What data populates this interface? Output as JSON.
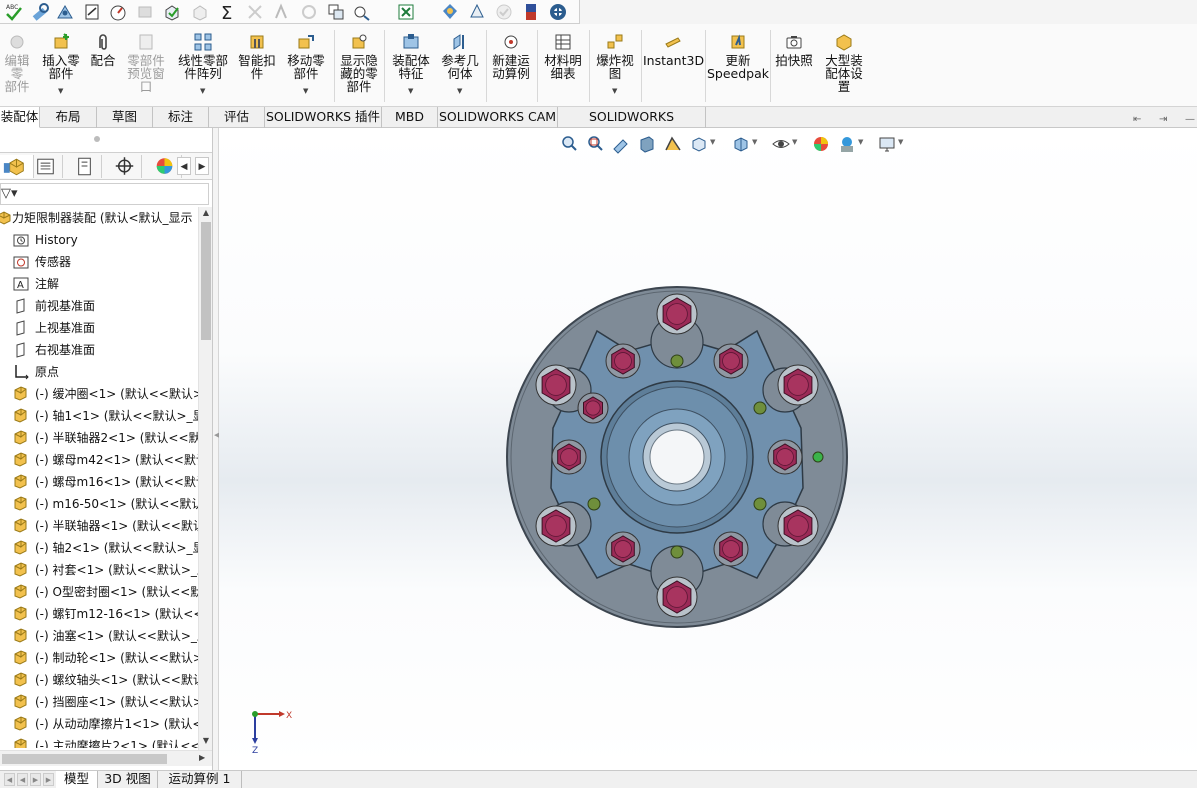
{
  "quick_access": {
    "icons": [
      "spell-check-icon",
      "measure-icon",
      "mass-properties-icon",
      "section-icon",
      "performance-icon",
      "disabled-icon",
      "check-icon",
      "disabled-icon-2",
      "sum-icon",
      "disabled-icon-3",
      "disabled-icon-4",
      "disabled-icon-5",
      "replace-icon",
      "sensor-icon",
      "excel-icon",
      "render-icon",
      "render-icon-2",
      "disabled-check-icon",
      "material-icon",
      "options-icon"
    ]
  },
  "ribbon": {
    "buttons": [
      {
        "id": "edit-component",
        "label": "编辑零\n部件",
        "disabled": true
      },
      {
        "id": "insert-component",
        "label": "插入零\n部件",
        "dropdown": true
      },
      {
        "id": "mate",
        "label": "配合"
      },
      {
        "id": "component-preview",
        "label": "零部件\n预览窗\n口",
        "disabled": true
      },
      {
        "id": "linear-pattern",
        "label": "线性零部\n件阵列",
        "dropdown": true
      },
      {
        "id": "smart-fastener",
        "label": "智能扣\n件"
      },
      {
        "id": "move-component",
        "label": "移动零\n部件",
        "dropdown": true
      },
      {
        "id": "show-hidden",
        "label": "显示隐\n藏的零\n部件"
      },
      {
        "id": "assembly-feature",
        "label": "装配体\n特征",
        "dropdown": true
      },
      {
        "id": "reference-geometry",
        "label": "参考几\n何体",
        "dropdown": true
      },
      {
        "id": "new-motion-study",
        "label": "新建运\n动算例"
      },
      {
        "id": "bom",
        "label": "材料明\n细表"
      },
      {
        "id": "exploded-view",
        "label": "爆炸视\n图",
        "dropdown": true
      },
      {
        "id": "instant3d",
        "label": "Instant3D"
      },
      {
        "id": "update-speedpak",
        "label": "更新\nSpeedpak"
      },
      {
        "id": "snapshot",
        "label": "拍快照"
      },
      {
        "id": "large-assembly",
        "label": "大型装\n配体设\n置"
      }
    ]
  },
  "tabs": [
    "装配体",
    "布局",
    "草图",
    "标注",
    "评估",
    "SOLIDWORKS 插件",
    "MBD",
    "SOLIDWORKS CAM",
    "SOLIDWORKS Inspection"
  ],
  "active_tab": "装配体",
  "feature_manager": {
    "panel_tabs": [
      "feature-manager-tab",
      "property-manager-tab",
      "configuration-manager-tab",
      "dimxpert-tab",
      "display-manager-tab"
    ],
    "filter_glyph": "▽▾",
    "tree": [
      {
        "label": "力矩限制器装配  (默认<默认_显示",
        "icon": "assembly-icon",
        "root": true
      },
      {
        "label": "History",
        "icon": "history-icon"
      },
      {
        "label": "传感器",
        "icon": "sensor-folder-icon"
      },
      {
        "label": "注解",
        "icon": "annotation-icon"
      },
      {
        "label": "前视基准面",
        "icon": "plane-icon"
      },
      {
        "label": "上视基准面",
        "icon": "plane-icon"
      },
      {
        "label": "右视基准面",
        "icon": "plane-icon"
      },
      {
        "label": "原点",
        "icon": "origin-icon"
      },
      {
        "label": "(-) 缓冲圈<1> (默认<<默认>",
        "icon": "part-icon"
      },
      {
        "label": "(-) 轴1<1> (默认<<默认>_显",
        "icon": "part-icon"
      },
      {
        "label": "(-) 半联轴器2<1> (默认<<默",
        "icon": "part-icon"
      },
      {
        "label": "(-) 螺母m42<1> (默认<<默认",
        "icon": "part-icon"
      },
      {
        "label": "(-) 螺母m16<1> (默认<<默认",
        "icon": "part-icon"
      },
      {
        "label": "(-) m16-50<1> (默认<<默认",
        "icon": "part-icon"
      },
      {
        "label": "(-) 半联轴器<1> (默认<<默认",
        "icon": "part-icon"
      },
      {
        "label": "(-) 轴2<1> (默认<<默认>_显",
        "icon": "part-icon"
      },
      {
        "label": "(-) 衬套<1> (默认<<默认>_显",
        "icon": "part-icon"
      },
      {
        "label": "(-) O型密封圈<1> (默认<<默",
        "icon": "part-icon"
      },
      {
        "label": "(-) 螺钉m12-16<1> (默认<<",
        "icon": "part-icon"
      },
      {
        "label": "(-) 油塞<1> (默认<<默认>_显",
        "icon": "part-icon"
      },
      {
        "label": "(-) 制动轮<1> (默认<<默认>",
        "icon": "part-icon"
      },
      {
        "label": "(-) 螺纹轴头<1> (默认<<默认",
        "icon": "part-icon"
      },
      {
        "label": "(-) 挡圈座<1> (默认<<默认>",
        "icon": "part-icon"
      },
      {
        "label": "(-) 从动动摩擦片1<1> (默认<",
        "icon": "part-icon"
      },
      {
        "label": "(-) 主动摩擦片2<1> (默认<<",
        "icon": "part-icon"
      }
    ]
  },
  "graphics": {
    "heads_up_toolbar": [
      "zoom-to-fit-icon",
      "zoom-to-area-icon",
      "previous-view-icon",
      "section-view-icon",
      "dynamic-annotation-icon",
      "view-orientation-icon",
      "display-style-icon",
      "hide-show-icon",
      "edit-appearance-icon",
      "apply-scene-icon",
      "view-settings-icon"
    ],
    "triad": {
      "x_label": "X",
      "z_label": "Z"
    },
    "colors": {
      "flange": "#7d8a96",
      "hub": "#5f7f9a",
      "bolt": "#9b2a57",
      "pin": "#6b8a3a"
    }
  },
  "bottom_tabs": [
    "模型",
    "3D 视图",
    "运动算例 1"
  ],
  "active_bottom_tab": "模型"
}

= = =

§ **Problem statement**
Check all the records above and select each line where the string "assembly" is found.

§ **Task result**
        "id": "assembly-feature",
        "id": "large-assembly",
        "icon": "assembly-icon",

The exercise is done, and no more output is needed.